## begin Exercise data

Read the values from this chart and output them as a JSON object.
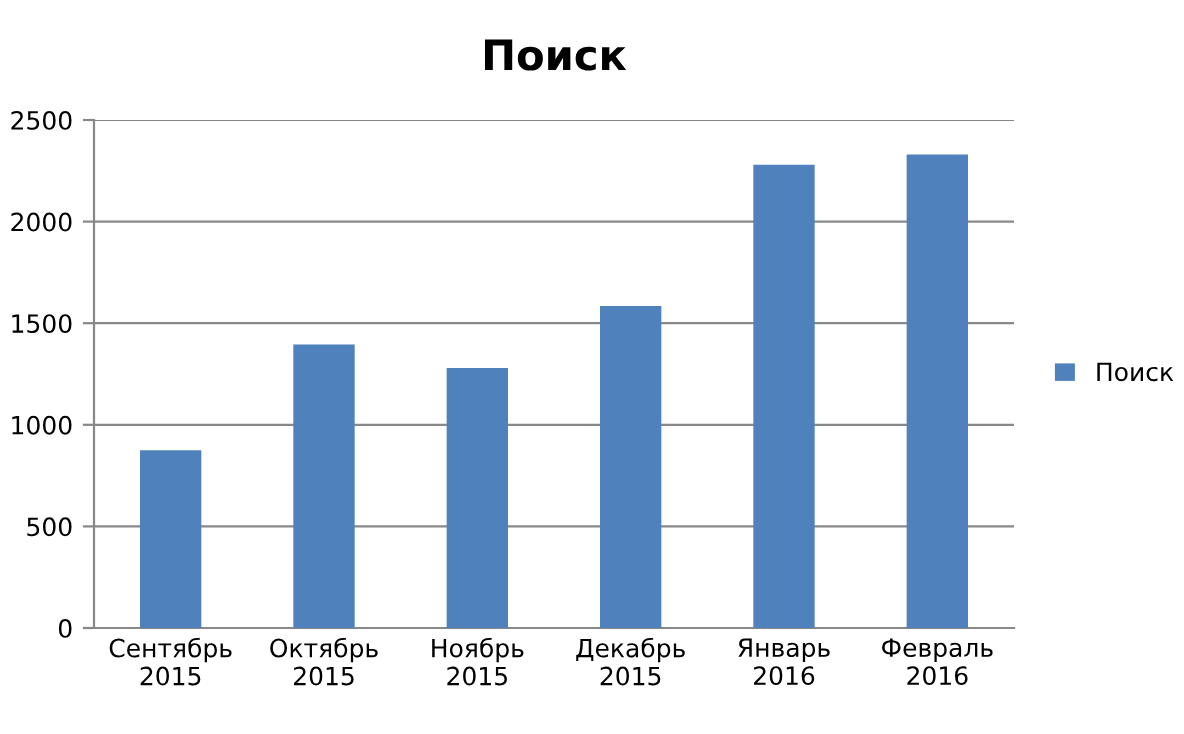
{
  "chart_data": {
    "type": "bar",
    "title": "Поиск",
    "categories": [
      "Сентябрь\n2015",
      "Октябрь\n2015",
      "Ноябрь\n2015",
      "Декабрь\n2015",
      "Январь\n2016",
      "Февраль\n2016"
    ],
    "series": [
      {
        "name": "Поиск",
        "color": "#4f81bd",
        "values": [
          875,
          1395,
          1280,
          1585,
          2280,
          2330
        ]
      }
    ],
    "ylim": [
      0,
      2500
    ],
    "yticks": [
      0,
      500,
      1000,
      1500,
      2000,
      2500
    ],
    "grid": "y",
    "legend": "right"
  }
}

## end Exercise data

Only a number is wanted: how many lines of the data above contain "values"?

_Output for this exercise:_ 2